--- start MATERIALS PROVIDED ---
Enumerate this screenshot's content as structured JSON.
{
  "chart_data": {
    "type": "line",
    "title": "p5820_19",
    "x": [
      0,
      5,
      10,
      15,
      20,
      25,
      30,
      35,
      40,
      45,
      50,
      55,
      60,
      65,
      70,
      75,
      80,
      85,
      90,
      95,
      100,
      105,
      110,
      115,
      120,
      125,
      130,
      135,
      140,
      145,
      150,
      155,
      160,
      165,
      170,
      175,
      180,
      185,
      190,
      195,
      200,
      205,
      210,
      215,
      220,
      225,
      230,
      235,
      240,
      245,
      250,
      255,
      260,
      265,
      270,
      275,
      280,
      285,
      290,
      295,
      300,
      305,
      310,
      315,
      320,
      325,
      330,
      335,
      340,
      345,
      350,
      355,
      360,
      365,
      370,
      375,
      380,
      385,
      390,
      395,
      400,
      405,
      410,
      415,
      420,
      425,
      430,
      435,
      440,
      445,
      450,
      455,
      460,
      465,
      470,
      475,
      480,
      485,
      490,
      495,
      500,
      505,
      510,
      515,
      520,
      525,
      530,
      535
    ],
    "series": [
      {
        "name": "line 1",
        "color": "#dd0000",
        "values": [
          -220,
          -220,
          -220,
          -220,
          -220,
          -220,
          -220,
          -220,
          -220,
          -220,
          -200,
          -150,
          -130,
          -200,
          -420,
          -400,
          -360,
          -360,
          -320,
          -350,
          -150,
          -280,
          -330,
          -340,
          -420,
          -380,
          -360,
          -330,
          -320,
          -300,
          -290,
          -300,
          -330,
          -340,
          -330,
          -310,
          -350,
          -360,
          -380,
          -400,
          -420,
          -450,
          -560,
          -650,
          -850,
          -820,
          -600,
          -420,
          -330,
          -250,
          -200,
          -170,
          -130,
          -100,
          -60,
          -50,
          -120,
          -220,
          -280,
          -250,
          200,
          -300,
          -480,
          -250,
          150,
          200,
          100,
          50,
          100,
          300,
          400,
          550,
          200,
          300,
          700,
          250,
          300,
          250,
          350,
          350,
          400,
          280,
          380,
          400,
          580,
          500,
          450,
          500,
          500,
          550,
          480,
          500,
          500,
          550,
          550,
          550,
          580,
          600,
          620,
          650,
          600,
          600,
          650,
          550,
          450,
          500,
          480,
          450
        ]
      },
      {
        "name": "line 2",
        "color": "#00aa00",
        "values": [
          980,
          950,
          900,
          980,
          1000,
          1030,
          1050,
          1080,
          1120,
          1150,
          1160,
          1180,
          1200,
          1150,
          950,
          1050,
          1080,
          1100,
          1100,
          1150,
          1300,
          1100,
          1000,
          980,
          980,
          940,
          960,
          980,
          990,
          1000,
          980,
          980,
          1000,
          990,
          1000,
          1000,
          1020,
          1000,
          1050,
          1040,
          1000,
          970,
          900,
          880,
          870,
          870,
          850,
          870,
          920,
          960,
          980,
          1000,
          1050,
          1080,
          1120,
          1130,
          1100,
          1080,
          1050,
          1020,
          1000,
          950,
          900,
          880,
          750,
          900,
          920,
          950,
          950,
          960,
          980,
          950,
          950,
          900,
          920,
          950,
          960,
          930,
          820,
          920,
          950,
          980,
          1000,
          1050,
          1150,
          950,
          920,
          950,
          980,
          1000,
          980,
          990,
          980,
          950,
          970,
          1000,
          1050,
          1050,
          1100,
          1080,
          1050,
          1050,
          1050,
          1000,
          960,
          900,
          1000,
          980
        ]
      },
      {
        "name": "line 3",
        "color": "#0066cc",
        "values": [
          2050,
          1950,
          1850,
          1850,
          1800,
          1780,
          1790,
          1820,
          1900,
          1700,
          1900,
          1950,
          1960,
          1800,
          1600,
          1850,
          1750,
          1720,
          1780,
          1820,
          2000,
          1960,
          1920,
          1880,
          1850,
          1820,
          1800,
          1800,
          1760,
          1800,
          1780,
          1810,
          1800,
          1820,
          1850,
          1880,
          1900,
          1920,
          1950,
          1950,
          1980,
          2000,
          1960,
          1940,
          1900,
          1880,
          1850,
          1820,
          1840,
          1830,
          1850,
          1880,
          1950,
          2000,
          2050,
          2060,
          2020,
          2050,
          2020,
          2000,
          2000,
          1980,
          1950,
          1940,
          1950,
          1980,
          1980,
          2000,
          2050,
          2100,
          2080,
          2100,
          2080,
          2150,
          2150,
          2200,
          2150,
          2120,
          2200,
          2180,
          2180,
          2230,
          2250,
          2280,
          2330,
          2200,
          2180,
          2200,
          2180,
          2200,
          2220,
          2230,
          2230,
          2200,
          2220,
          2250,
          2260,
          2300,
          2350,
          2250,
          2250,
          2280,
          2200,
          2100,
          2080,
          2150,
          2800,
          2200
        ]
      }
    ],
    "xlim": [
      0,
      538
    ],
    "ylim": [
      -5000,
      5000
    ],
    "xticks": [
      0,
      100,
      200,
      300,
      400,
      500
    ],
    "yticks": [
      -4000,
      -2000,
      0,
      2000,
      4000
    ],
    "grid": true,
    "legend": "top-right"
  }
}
--- end MATERIALS PROVIDED ---
Read through the lines above and collect those that contain the string "color".

SOLUTION TO THIS TASK >>
        "color": "#dd0000",
        "color": "#00aa00",
        "color": "#0066cc",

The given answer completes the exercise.